Custom Options : Dynamic List of Values

One of the things that I always found strange about early Oracle Policy Modeling 12 versions was the inability to use Excel (or Word) as the basis for a List of Values. You either dropped them into the Screen Control as Values, or you built a Value List in the Project tab.

Neither of those seemed to exactly be the “business friendly” sort of thing that was everywhere else in Oracle Policy Modeling. Then along came the “Use Values From Rules” button that showed up a few versions ago:

Custom Options - Use Values from rules

And I thought, Great! Now I can have dynamic values read from an Excel or Word document. But actually, that’s not what it means. It imports the values from the source document, but the link is not dynamic. Change the values, and you would have to click the button again. To me, that just doesn’t really give me what I want.

Now, of course, I’m not about to suggest that every list of values needs to be dynamically loaded at run-time, nor do I want to have to do that. But consider a very simple idea. I have an Entity, with a bunch of instances. And I want to use those instances to be the dynamic content of my list of values. So if the user enters instances on Screen 1, I want to show a drop-down on Screen 12 with the instances as the source of my list of values. I don’t want to create a relationship control : this is not about relationships. This is just about using dynamic values for my list. It seems so obvious to me. But given I may not be thinking like everyone else is, that’s fine too.

▶ **INFORMATION SHOWN**:
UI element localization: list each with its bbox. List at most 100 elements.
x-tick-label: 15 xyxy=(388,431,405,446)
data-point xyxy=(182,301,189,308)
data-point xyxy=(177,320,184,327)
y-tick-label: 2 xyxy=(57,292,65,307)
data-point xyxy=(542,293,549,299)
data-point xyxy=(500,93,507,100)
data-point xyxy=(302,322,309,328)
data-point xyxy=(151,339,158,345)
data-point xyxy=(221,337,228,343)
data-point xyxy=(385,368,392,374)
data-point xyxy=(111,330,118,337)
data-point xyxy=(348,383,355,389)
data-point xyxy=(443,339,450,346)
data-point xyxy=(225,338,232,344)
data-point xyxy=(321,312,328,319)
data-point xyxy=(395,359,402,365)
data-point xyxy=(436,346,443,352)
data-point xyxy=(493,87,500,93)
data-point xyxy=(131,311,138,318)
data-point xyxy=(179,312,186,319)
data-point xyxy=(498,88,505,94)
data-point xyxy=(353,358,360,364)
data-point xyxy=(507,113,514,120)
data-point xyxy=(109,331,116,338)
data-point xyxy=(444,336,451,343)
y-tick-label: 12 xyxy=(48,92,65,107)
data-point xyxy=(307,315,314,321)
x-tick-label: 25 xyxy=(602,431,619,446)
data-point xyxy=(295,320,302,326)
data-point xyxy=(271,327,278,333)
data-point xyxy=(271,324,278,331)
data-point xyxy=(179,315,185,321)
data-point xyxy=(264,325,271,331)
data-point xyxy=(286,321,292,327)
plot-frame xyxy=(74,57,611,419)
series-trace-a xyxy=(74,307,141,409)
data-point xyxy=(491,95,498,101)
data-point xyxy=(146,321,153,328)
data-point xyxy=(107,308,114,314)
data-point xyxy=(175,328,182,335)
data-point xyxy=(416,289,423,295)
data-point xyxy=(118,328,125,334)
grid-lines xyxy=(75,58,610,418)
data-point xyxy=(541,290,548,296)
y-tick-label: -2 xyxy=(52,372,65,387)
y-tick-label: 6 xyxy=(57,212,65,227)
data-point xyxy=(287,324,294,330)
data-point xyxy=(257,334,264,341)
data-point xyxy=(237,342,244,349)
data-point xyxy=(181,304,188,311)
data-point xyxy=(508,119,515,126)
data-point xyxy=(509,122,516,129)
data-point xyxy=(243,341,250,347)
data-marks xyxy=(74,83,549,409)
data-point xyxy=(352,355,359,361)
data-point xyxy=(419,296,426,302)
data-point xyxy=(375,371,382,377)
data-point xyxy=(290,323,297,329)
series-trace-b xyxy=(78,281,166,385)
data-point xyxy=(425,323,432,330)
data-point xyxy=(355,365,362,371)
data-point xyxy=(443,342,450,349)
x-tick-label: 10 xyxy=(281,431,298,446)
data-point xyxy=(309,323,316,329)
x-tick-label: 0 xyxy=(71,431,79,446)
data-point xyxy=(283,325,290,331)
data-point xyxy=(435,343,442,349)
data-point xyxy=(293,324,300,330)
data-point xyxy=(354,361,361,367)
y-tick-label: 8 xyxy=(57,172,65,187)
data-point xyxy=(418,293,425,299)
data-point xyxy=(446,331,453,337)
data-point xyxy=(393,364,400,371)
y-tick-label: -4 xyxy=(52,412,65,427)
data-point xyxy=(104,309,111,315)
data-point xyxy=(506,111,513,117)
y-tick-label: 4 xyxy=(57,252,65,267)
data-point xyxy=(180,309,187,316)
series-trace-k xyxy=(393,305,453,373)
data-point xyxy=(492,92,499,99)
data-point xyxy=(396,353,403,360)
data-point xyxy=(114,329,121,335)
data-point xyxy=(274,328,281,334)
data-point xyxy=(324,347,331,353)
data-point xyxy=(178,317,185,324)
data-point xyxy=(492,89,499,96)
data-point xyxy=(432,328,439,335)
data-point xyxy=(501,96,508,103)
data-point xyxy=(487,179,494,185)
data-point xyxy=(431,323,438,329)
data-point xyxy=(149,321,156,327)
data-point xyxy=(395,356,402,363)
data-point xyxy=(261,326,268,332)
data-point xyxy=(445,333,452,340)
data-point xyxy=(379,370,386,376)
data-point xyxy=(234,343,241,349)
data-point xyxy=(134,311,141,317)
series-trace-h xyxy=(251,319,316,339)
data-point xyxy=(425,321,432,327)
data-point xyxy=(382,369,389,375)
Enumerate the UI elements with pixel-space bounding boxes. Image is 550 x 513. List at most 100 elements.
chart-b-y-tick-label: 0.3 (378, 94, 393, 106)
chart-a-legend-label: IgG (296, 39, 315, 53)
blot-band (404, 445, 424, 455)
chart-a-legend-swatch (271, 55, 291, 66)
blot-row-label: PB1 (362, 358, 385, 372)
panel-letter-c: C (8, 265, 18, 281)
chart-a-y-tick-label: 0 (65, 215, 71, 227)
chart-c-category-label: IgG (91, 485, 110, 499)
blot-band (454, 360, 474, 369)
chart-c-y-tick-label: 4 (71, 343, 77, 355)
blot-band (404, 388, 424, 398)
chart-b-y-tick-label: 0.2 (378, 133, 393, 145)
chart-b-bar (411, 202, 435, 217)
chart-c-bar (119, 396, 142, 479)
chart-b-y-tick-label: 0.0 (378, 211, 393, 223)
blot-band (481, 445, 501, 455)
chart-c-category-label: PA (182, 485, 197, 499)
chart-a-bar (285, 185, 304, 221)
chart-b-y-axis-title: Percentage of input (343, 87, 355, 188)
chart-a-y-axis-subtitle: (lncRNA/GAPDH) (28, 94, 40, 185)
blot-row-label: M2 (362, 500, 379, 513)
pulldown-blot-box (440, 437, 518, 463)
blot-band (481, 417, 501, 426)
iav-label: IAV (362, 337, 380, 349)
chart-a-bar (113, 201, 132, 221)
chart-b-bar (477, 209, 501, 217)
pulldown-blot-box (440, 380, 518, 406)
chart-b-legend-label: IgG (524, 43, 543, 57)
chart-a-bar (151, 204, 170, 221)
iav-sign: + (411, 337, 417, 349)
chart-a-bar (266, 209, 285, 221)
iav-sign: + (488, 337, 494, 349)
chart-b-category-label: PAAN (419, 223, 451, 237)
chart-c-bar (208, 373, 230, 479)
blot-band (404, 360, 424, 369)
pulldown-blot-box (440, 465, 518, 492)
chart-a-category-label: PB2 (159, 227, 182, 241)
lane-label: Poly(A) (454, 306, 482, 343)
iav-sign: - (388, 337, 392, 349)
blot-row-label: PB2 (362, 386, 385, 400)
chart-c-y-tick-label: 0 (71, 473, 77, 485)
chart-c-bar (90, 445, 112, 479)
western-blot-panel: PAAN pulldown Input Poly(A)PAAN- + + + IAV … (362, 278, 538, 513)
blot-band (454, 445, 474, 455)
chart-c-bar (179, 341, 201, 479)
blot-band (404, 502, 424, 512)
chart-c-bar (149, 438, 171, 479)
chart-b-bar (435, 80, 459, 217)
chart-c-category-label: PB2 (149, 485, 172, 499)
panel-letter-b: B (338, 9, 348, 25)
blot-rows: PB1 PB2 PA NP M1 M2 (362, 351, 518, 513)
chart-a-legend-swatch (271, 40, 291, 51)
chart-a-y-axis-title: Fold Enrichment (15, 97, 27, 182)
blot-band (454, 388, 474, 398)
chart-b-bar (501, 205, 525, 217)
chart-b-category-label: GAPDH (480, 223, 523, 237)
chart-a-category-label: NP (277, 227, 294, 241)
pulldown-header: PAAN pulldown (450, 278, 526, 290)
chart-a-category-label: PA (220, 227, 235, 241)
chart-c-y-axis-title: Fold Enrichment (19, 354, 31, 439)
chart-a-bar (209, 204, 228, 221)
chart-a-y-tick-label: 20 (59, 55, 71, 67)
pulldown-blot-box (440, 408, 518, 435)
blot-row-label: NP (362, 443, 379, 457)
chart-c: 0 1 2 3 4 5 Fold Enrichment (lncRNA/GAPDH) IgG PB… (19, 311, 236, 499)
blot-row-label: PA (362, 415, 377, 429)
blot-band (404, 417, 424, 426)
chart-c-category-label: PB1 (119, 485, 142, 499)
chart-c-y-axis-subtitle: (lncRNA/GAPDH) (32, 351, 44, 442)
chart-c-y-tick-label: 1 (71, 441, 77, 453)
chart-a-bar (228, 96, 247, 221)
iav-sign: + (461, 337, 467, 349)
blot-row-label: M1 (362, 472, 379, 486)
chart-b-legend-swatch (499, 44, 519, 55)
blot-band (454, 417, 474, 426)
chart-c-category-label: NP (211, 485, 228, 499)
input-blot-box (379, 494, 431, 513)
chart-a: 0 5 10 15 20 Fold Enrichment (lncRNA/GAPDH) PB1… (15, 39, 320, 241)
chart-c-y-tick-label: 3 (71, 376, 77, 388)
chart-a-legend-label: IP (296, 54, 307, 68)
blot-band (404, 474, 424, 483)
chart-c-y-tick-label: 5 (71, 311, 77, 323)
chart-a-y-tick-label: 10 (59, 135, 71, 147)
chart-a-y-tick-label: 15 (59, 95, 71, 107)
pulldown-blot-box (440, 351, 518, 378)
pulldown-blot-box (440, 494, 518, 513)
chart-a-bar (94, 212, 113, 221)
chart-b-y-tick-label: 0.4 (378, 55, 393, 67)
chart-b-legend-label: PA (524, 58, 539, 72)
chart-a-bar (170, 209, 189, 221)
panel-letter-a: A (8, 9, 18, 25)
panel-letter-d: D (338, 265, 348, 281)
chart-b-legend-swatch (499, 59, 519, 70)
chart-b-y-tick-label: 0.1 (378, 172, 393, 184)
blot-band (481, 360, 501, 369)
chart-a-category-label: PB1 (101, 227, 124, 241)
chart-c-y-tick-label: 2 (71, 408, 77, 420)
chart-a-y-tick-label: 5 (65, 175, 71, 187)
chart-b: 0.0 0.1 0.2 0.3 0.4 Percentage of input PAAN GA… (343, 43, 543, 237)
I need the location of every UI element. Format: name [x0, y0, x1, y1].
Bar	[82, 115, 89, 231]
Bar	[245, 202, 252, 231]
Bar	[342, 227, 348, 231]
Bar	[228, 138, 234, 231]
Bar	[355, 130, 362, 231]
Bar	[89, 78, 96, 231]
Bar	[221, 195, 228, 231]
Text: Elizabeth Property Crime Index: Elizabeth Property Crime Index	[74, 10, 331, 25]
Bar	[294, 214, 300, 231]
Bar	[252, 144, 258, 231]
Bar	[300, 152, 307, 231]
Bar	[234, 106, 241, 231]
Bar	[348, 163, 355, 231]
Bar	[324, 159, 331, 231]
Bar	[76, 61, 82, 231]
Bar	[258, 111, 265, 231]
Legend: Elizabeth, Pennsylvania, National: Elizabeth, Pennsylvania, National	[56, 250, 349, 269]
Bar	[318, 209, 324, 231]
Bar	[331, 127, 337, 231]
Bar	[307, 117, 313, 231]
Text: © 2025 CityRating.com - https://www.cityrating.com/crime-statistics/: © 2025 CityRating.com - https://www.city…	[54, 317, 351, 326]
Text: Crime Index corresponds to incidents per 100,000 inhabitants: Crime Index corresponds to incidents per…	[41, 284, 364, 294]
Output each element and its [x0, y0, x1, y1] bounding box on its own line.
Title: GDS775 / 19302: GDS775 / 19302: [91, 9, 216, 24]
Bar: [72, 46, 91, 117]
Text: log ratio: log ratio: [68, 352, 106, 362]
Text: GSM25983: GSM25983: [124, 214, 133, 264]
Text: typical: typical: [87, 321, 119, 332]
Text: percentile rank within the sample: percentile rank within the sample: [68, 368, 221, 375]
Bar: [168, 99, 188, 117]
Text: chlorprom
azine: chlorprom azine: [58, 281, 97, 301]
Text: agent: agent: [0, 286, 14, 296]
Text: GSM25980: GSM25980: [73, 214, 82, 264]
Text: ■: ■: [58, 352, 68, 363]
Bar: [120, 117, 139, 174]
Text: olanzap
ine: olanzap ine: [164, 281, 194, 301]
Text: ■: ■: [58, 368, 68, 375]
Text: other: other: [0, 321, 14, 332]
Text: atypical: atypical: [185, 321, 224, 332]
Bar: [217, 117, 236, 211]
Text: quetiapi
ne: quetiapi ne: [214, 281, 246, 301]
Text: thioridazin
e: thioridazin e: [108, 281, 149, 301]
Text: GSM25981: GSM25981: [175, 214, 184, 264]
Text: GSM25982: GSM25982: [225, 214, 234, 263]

▶ **TASKS**:
[a] Answer the following from the post on dynamic lists of values.
(i) In early Oracle Policy Modeling 12 versions, what were the two ways of supplying a list of values?
(ii) What would have to be done after the values in the source document change?
(iii) What kind of control does the writer not want to create for the drop-down on Screen 12?
[b] Reproduce everything in the post on dynamic lists of values from "Custom Options : Dynamic" down to "what I want.".
[c] According to the post on dynamic lists of values, why does the "Use Values From Rules" button fall short of what the writer wants?

▶ **RESPONSES FOR EACH TASK**:
[a]
(i) Dropping the values into the Screen Control as Values, or building a Value List in the Project tab.
(ii) The "Use Values From Rules" button would have to be clicked again.
(iii) A relationship control.

[b]
Custom Options : Dynamic List of Values

One of the things that I always found strange about early Oracle Policy Modeling 12 versions was the inability to use Excel (or Word) as the basis for a List of Values. You either dropped them into the Screen Control as Values, or you built a Value List in the Project tab.

Neither of those seemed to exactly be the “business friendly” sort of thing that was everywhere else in Oracle Policy Modeling. Then along came the “Use Values From Rules” button that showed up a few versions ago:

Custom Options - Use Values from rules

And I thought, Great! Now I can have dynamic values read from an Excel or Word document. But actually, that’s not what it means. It imports the values from the source document, but the link is not dynamic. Change the values, and you would have to click the button again. To me, that just doesn’t really give me what I want.

[c] The button imports the values from the source document, but the link is not dynamic. If the values change, the button has to be clicked again, so the list is not read dynamically from the Excel or Word document.